● **Instruction 1**
In the blog post about 2016, which pilgrimage does the writer describe walking?
● **Instruction 2**
Pick up the blog post about 2016 after its last sentence and keep writing it.

==== Page ====

Happy holidays, friends! And what a year it’s been. It’s time to binge eat on chocolates, drink too much alcohol to deal with family, and reflect on 2016 with unnecessary introspect.
Seriously, am I the only person who had a good 2016? My Facebook feed suggests otherwise.
Despite the doom-and-gloom plaguing the world, I ended up having one of the best, most surprising years of my life. I’m bizarrely happy; I’m comfortable in my place in the world, and dare I say, optimistic for 2017? Even dudes seem to like me this year. What a world!
I’ve jinxed myself. Just set everything on fire already.
These were my favourite moments from 2016.
Learning gratitude on the Camino de Santiago
A few days into my pilgrimage, I was walking across an open plain after having stopped at a roadside truck for a quick cafe con leche. I had just started getting to know familiar faces, but I certainly hadn’t made any friends. The plains stretched ahead of me, lonely and desolate. I had set out on the Camino alone, and I was okay with this. I had long since settled into a comfortable acceptance of aloneness. But I still craved connection.

==== Material ====

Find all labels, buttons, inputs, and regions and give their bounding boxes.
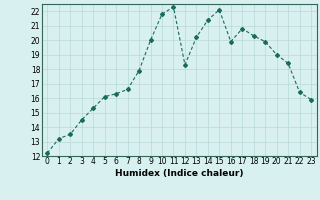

====

● **Expected answer 1**
The Camino de Santiago.

● **Expected answer 2**
A friend who had completed The Way told me not to listen to music — when I got bored, I should tune into my thoughts. Fuck that. I had days of that. So I took out my Spotify playlist and started listening to music and singing at the top of my lungs; there was no one around for miles.
An impressive castle-like building suddenly popped up around the corner, and the sun hit it with dazzling light. I was so thrown off by this beauty, I started crying in appreciation. I couldn’t stop. I was sobbing. I was just so happy.
When I was going through heartbreak hell in 2013, travelling alone around Greece, Vance Joy’s Riptide was my anthem. I still get a delicious thrill of excitement whenever I hear it, and it always pops up when I need to hear it. And as I walked along crying, tears and snot streaming down my face, the opening chords of Riptide burst through my headphones. I felt the laughter bubbling up inside me, and suddenly I was grinning, hands outstretched, twirling on the trail, like a goddamned psycho ballerina on the Camino.
But man, was I ever grateful.
The real finisher to the Camino de Santiago
Getting my certificate at the pilgrim’s office in Santiago didn’t feel like the end of things.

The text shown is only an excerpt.